[Entries taken from a collection]
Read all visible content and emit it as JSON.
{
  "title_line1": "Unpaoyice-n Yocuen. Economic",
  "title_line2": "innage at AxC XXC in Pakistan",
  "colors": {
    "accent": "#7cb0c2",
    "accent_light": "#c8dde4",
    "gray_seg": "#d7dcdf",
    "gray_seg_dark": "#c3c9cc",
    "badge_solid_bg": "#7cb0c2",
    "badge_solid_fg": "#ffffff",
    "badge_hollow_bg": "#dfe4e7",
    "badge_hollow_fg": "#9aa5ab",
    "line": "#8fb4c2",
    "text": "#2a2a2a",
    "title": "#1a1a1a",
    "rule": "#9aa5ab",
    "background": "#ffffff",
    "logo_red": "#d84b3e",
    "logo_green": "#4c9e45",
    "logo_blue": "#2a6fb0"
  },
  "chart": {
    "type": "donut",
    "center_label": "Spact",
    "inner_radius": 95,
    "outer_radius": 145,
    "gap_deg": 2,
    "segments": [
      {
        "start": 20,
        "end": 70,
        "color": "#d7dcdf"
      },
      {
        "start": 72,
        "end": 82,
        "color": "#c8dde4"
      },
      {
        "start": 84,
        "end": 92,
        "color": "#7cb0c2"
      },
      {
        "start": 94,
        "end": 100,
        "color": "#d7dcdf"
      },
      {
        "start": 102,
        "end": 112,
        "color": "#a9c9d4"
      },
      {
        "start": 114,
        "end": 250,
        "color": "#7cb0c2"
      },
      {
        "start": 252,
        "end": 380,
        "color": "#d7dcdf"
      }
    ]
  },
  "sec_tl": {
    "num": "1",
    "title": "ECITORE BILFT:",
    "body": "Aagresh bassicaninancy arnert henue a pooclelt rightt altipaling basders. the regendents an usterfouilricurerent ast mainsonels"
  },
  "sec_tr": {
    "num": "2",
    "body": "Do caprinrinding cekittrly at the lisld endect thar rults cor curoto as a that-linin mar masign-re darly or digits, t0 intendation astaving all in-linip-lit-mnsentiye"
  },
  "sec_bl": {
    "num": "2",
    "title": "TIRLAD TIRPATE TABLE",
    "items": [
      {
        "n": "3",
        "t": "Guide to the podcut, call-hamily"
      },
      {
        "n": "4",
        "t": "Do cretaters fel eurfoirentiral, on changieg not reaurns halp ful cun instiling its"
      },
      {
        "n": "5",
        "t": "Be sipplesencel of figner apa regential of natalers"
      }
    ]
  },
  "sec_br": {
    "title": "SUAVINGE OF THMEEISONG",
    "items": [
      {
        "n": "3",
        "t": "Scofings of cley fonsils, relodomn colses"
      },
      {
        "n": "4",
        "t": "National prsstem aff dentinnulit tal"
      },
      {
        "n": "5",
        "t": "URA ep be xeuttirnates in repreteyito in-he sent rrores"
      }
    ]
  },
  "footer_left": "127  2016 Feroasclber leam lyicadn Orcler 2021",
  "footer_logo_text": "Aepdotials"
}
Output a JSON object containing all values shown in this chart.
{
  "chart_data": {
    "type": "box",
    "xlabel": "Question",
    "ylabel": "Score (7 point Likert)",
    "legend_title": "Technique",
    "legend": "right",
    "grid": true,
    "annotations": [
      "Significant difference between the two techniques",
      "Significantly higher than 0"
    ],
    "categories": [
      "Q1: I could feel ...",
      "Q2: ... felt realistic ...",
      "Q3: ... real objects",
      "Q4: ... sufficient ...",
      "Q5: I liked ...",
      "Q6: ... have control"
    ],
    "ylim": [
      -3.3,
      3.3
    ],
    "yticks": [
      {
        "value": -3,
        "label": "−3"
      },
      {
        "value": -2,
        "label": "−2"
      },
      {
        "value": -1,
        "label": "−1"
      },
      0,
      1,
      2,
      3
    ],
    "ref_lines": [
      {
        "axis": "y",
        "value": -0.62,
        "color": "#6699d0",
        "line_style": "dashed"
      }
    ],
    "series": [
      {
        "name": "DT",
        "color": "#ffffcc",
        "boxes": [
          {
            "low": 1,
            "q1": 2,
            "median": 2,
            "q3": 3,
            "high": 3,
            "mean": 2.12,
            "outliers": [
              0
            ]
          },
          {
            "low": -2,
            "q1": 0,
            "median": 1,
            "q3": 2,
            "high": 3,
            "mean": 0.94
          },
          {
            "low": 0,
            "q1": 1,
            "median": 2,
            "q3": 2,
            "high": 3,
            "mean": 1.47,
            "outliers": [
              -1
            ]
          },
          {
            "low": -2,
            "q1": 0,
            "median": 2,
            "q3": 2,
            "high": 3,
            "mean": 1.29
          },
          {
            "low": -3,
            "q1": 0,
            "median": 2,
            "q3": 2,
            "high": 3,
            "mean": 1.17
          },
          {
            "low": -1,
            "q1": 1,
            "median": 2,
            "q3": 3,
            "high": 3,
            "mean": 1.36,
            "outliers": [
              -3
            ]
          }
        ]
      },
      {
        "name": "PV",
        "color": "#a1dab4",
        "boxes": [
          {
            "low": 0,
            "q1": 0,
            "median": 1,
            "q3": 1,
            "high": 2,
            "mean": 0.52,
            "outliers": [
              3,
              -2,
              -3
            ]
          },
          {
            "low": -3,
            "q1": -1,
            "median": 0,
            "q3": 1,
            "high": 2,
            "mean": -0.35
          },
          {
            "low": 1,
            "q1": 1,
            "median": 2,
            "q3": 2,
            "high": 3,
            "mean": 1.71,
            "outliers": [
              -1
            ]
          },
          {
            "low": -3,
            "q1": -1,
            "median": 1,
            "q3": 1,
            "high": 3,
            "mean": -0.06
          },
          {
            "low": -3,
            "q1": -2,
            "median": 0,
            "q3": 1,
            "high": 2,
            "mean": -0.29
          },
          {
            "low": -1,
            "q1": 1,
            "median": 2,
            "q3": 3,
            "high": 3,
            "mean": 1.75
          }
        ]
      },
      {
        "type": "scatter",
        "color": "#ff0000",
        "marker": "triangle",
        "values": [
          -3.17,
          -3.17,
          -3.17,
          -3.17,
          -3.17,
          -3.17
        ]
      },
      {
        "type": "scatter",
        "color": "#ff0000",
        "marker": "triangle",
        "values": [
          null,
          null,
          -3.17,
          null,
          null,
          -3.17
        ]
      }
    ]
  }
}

...

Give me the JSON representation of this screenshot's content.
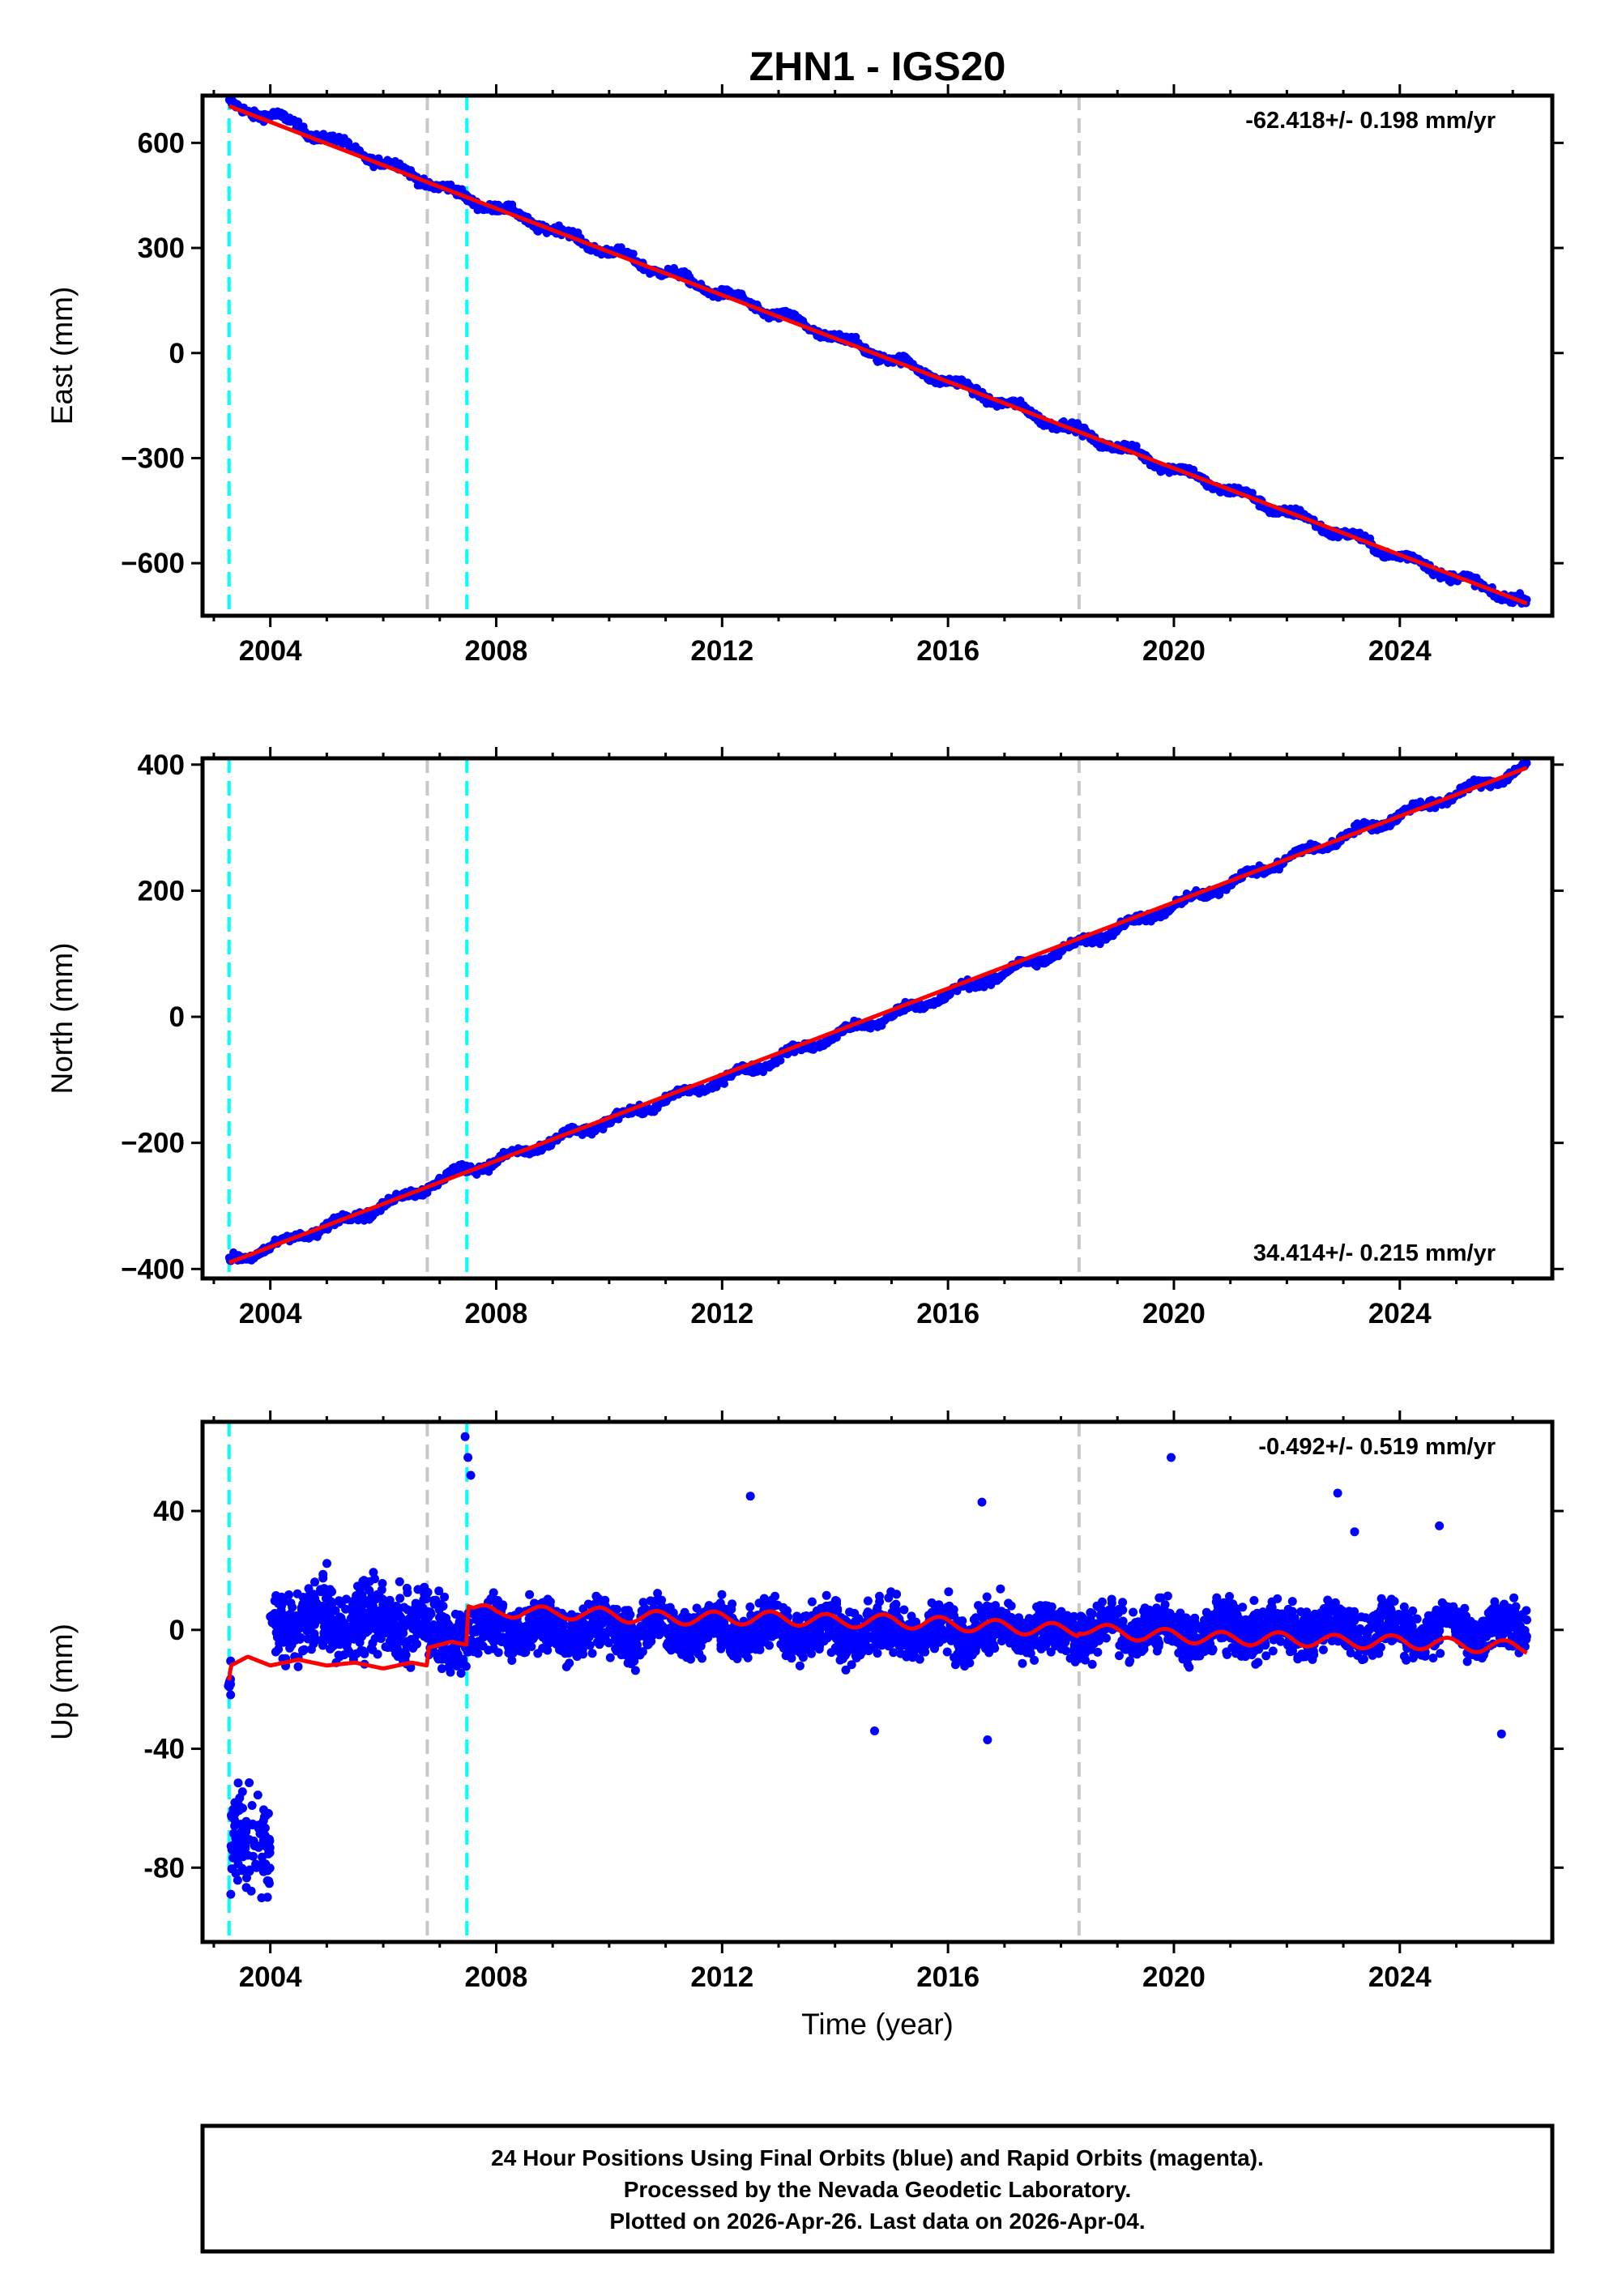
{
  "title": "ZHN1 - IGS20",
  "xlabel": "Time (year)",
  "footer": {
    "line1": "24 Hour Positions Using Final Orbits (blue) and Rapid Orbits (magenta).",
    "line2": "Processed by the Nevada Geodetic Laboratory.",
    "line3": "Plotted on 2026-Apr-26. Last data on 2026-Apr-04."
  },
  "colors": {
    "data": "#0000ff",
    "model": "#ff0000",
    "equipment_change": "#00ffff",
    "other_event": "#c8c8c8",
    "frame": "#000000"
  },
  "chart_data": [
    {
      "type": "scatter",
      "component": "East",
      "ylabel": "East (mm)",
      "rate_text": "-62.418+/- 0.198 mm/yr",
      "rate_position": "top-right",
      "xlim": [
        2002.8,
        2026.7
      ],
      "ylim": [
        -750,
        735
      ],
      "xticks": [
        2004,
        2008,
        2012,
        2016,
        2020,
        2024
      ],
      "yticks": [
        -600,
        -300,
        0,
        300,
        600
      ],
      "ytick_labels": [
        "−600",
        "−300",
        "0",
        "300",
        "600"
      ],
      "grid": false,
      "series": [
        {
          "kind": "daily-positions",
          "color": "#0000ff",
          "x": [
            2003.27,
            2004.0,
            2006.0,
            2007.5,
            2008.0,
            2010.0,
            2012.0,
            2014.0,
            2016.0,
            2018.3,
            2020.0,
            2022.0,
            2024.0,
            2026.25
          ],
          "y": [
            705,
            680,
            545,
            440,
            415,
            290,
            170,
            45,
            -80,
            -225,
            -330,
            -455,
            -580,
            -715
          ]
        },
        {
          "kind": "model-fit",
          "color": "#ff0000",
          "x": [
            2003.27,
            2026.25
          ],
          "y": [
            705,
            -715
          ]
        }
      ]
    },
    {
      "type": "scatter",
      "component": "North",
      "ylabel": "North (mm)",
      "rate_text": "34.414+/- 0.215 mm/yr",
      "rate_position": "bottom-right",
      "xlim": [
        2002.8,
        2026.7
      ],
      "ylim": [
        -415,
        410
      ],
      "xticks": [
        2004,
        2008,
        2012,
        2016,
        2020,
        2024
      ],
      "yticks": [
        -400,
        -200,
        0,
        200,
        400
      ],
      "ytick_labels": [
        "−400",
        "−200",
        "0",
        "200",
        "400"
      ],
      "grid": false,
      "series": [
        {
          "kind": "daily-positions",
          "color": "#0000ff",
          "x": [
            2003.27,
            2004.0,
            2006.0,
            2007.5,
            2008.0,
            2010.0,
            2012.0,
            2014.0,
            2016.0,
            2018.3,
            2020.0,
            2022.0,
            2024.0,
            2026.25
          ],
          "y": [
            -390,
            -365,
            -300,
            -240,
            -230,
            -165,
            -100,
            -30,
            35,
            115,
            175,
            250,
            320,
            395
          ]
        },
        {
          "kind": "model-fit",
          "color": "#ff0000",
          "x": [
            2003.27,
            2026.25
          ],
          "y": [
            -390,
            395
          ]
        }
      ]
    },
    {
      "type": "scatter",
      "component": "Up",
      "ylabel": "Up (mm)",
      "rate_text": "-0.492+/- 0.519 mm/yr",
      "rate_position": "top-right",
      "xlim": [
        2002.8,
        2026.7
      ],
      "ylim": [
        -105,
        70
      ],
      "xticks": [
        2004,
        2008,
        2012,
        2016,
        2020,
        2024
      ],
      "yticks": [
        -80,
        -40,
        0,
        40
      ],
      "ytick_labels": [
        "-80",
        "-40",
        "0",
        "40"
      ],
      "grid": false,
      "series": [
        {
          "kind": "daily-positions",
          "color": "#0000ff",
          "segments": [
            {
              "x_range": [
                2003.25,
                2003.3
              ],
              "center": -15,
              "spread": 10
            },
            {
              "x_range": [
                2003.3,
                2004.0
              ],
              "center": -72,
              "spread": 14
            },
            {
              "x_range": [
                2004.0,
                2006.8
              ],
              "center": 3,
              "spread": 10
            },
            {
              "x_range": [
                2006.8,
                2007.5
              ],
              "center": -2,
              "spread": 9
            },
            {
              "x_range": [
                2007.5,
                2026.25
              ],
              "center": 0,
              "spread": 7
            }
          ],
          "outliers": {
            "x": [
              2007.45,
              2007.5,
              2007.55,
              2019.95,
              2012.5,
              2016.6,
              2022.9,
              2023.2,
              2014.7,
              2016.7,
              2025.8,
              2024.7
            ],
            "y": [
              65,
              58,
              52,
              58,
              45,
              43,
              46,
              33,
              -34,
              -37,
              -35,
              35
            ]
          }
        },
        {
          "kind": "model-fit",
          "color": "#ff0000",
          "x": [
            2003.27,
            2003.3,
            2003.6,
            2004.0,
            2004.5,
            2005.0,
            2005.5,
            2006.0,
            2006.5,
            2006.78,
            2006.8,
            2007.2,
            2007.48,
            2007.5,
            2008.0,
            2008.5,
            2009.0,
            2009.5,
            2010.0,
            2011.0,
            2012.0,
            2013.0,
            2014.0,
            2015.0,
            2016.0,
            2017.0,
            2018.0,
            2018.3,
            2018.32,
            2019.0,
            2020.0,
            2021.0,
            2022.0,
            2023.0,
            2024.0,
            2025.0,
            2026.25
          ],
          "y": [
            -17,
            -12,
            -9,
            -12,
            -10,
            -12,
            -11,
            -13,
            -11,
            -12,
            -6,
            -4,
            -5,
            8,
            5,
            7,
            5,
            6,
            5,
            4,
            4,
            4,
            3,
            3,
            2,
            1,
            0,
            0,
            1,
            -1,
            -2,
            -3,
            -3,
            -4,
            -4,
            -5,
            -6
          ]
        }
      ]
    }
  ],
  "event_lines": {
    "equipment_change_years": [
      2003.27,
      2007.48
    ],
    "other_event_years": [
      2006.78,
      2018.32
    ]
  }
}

Exercise goal: Gather up, from the records above, each line where the word "content" appears.

Answer for this exercise:
Read all visible content and emit it as JSON.
Give me the JSON representation of this screenshot's content.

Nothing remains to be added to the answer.